## [What you should do]
Look at each line of the records and count those with "Sehr" in them. Please answer with the count alone.

## [Supplied entries]
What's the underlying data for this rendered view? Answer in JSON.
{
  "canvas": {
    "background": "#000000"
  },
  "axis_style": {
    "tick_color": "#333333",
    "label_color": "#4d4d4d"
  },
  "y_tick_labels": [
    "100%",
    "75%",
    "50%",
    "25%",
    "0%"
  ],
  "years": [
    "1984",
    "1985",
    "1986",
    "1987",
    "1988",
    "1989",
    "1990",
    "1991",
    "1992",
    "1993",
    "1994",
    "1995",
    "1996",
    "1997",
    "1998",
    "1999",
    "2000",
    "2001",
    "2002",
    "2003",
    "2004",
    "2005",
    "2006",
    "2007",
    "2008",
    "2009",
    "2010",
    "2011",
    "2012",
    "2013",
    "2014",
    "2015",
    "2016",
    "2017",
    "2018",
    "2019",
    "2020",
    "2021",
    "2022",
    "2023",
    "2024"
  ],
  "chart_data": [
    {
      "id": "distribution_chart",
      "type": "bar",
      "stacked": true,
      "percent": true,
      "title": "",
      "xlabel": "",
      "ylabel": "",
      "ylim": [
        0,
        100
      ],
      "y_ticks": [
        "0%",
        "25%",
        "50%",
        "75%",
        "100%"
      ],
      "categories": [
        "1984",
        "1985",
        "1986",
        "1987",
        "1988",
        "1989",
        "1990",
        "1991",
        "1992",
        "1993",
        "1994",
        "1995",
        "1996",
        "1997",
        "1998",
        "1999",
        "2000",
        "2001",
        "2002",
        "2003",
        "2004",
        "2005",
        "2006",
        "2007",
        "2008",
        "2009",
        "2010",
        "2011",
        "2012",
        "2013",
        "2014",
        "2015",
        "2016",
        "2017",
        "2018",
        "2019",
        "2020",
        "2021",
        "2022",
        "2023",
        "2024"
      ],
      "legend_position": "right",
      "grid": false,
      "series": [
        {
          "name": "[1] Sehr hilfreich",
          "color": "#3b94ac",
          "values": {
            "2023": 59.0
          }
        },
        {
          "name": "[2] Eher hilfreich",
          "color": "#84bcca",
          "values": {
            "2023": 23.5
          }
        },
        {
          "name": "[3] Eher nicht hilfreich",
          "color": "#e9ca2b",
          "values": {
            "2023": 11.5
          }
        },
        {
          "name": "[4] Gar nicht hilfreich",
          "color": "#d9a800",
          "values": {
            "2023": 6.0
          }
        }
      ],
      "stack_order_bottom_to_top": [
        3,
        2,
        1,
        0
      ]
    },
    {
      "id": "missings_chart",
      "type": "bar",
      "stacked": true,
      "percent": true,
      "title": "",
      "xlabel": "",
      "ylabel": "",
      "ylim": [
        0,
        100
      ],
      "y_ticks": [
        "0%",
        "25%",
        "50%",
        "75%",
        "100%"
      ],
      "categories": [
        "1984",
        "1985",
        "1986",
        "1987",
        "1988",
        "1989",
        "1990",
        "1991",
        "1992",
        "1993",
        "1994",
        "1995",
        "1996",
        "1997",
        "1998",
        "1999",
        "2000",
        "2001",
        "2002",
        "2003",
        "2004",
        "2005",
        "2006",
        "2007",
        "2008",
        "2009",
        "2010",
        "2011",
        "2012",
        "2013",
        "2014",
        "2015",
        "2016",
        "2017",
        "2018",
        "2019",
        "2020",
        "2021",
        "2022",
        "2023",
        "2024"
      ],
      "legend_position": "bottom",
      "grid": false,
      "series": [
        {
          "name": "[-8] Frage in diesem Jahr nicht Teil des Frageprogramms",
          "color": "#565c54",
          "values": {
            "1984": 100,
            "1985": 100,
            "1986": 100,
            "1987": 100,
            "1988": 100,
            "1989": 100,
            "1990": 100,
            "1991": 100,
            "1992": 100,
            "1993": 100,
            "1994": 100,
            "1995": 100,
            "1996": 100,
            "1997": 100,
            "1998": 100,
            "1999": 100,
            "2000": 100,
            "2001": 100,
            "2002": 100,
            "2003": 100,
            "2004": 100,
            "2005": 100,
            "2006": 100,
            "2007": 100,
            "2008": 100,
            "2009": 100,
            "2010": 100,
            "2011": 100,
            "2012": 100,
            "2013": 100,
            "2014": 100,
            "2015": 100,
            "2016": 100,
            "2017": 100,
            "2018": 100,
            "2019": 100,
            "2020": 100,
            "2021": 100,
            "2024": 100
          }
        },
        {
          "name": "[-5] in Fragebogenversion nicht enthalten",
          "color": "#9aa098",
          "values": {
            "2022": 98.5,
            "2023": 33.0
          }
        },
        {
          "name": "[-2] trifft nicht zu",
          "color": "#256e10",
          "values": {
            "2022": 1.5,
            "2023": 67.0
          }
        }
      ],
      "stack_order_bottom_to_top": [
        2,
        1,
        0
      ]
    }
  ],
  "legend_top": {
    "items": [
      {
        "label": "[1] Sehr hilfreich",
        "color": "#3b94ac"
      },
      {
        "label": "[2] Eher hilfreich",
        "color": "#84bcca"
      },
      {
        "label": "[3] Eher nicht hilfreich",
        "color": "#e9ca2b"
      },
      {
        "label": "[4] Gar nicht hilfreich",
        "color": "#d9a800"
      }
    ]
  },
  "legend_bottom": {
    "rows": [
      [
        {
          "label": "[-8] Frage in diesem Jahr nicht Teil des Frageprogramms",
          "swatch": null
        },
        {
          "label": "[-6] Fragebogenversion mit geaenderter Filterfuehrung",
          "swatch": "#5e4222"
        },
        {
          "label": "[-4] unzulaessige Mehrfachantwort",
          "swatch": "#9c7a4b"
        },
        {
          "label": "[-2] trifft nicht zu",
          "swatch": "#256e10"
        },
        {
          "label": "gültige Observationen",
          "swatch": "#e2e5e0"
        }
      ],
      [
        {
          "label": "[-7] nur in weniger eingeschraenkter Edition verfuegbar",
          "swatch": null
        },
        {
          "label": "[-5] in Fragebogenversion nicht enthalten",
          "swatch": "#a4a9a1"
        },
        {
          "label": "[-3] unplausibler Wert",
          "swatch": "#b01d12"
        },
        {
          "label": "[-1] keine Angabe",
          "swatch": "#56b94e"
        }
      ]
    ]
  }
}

## [Output for this task]
2